## BEGIN WORKING DATA

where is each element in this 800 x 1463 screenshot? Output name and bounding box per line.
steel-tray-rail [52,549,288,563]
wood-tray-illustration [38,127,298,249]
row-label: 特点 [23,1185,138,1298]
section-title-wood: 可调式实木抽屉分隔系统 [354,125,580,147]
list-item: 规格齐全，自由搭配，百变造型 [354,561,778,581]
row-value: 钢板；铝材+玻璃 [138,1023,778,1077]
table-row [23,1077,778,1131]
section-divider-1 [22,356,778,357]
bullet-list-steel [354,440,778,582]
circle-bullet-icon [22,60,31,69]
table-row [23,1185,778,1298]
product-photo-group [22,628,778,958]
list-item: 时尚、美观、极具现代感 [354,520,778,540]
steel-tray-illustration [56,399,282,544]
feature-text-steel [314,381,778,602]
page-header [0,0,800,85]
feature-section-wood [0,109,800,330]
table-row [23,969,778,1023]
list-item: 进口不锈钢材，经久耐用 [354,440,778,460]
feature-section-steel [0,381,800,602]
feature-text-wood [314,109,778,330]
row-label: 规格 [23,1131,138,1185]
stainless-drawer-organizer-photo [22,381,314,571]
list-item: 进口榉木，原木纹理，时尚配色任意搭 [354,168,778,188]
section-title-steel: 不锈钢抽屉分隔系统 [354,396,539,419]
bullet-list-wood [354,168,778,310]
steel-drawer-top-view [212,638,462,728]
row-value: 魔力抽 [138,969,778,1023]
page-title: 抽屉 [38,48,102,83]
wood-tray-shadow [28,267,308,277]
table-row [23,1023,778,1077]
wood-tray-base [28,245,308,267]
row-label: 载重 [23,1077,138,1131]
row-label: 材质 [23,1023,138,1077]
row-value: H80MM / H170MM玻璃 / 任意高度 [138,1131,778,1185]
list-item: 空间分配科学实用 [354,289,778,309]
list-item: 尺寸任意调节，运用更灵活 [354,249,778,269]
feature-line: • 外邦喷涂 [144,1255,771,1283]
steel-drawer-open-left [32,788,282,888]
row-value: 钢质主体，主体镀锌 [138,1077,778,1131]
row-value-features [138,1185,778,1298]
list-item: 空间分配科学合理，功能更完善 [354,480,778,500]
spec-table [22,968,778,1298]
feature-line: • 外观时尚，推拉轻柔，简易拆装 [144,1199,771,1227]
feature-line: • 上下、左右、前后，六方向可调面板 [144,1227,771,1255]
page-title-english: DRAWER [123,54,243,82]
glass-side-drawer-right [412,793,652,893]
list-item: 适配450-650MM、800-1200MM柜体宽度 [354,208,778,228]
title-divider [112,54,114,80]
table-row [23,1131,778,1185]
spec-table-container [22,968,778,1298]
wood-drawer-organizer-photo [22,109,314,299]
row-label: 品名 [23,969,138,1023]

## END WORKING DATA

Reproduce every row above word for word, preserving each line in its original order.

REPLY:
where is each element in this 800 x 1463 screenshot? Output name and bounding box per line.
steel-tray-rail [52,549,288,563]
wood-tray-illustration [38,127,298,249]
row-label: 特点 [23,1185,138,1298]
section-title-wood: 可调式实木抽屉分隔系统 [354,125,580,147]
list-item: 规格齐全，自由搭配，百变造型 [354,561,778,581]
row-value: 钢板；铝材+玻璃 [138,1023,778,1077]
table-row [23,1077,778,1131]
section-divider-1 [22,356,778,357]
bullet-list-steel [354,440,778,582]
circle-bullet-icon [22,60,31,69]
table-row [23,1185,778,1298]
product-photo-group [22,628,778,958]
list-item: 时尚、美观、极具现代感 [354,520,778,540]
steel-tray-illustration [56,399,282,544]
feature-text-steel [314,381,778,602]
page-header [0,0,800,85]
feature-section-wood [0,109,800,330]
table-row [23,969,778,1023]
list-item: 进口不锈钢材，经久耐用 [354,440,778,460]
feature-section-steel [0,381,800,602]
feature-text-wood [314,109,778,330]
row-label: 规格 [23,1131,138,1185]
stainless-drawer-organizer-photo [22,381,314,571]
list-item: 进口榉木，原木纹理，时尚配色任意搭 [354,168,778,188]
section-title-steel: 不锈钢抽屉分隔系统 [354,396,539,419]
bullet-list-wood [354,168,778,310]
steel-drawer-top-view [212,638,462,728]
row-value: 魔力抽 [138,969,778,1023]
page-title: 抽屉 [38,48,102,83]
wood-tray-shadow [28,267,308,277]
table-row [23,1023,778,1077]
wood-tray-base [28,245,308,267]
row-label: 载重 [23,1077,138,1131]
row-label: 材质 [23,1023,138,1077]
row-value: H80MM / H170MM玻璃 / 任意高度 [138,1131,778,1185]
list-item: 空间分配科学实用 [354,289,778,309]
list-item: 尺寸任意调节，运用更灵活 [354,249,778,269]
feature-line: • 外邦喷涂 [144,1255,771,1283]
steel-drawer-open-left [32,788,282,888]
row-value: 钢质主体，主体镀锌 [138,1077,778,1131]
row-value-features [138,1185,778,1298]
list-item: 空间分配科学合理，功能更完善 [354,480,778,500]
spec-table [22,968,778,1298]
feature-line: • 外观时尚，推拉轻柔，简易拆装 [144,1199,771,1227]
feature-line: • 上下、左右、前后，六方向可调面板 [144,1227,771,1255]
page-title-english: DRAWER [123,54,243,82]
glass-side-drawer-right [412,793,652,893]
list-item: 适配450-650MM、800-1200MM柜体宽度 [354,208,778,228]
title-divider [112,54,114,80]
table-row [23,1131,778,1185]
spec-table-container [22,968,778,1298]
wood-drawer-organizer-photo [22,109,314,299]
row-label: 品名 [23,969,138,1023]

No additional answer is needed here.